**Task requirements:**
The records underneath are to be repeated exactly, with the pictures left out.

○ ○ ○

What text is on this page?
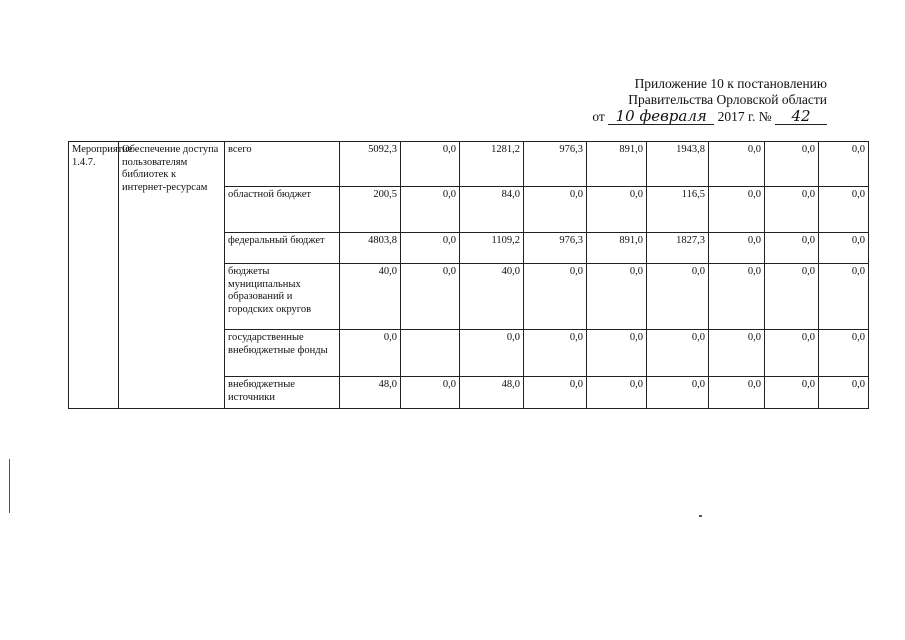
Приложение 10 к постановлению
Правительства Орловской области
от 10 февраля 2017 г. № 42
Мероприятие 1.4.7.	Обеспечение доступа пользователям библиотек к интернет-ресурсам	всего	5092,3	0,0	1281,2	976,3	891,0	1943,8	0,0	0,0	0,0
		областной бюджет	200,5	0,0	84,0	0,0	0,0	116,5	0,0	0,0	0,0
		федеральный бюджет	4803,8	0,0	1109,2	976,3	891,0	1827,3	0,0	0,0	0,0
		бюджеты муниципальных образований и городских округов	40,0	0,0	40,0	0,0	0,0	0,0	0,0	0,0	0,0
		государственные внебюджетные фонды	0,0		0,0	0,0	0,0	0,0	0,0	0,0	0,0
		внебюджетные источники	48,0	0,0	48,0	0,0	0,0	0,0	0,0	0,0	0,0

○ ○ ○

**Full response:**
What text is on this page?
Приложение 10 к постановлению
Правительства Орловской области
от 10 февраля 2017 г. № 42
Мероприятие 1.4.7.	Обеспечение доступа пользователям библиотек к интернет-ресурсам	всего	5092,3	0,0	1281,2	976,3	891,0	1943,8	0,0	0,0	0,0
		областной бюджет	200,5	0,0	84,0	0,0	0,0	116,5	0,0	0,0	0,0
		федеральный бюджет	4803,8	0,0	1109,2	976,3	891,0	1827,3	0,0	0,0	0,0
		бюджеты муниципальных образований и городских округов	40,0	0,0	40,0	0,0	0,0	0,0	0,0	0,0	0,0
		государственные внебюджетные фонды	0,0		0,0	0,0	0,0	0,0	0,0	0,0	0,0
		внебюджетные источники	48,0	0,0	48,0	0,0	0,0	0,0	0,0	0,0	0,0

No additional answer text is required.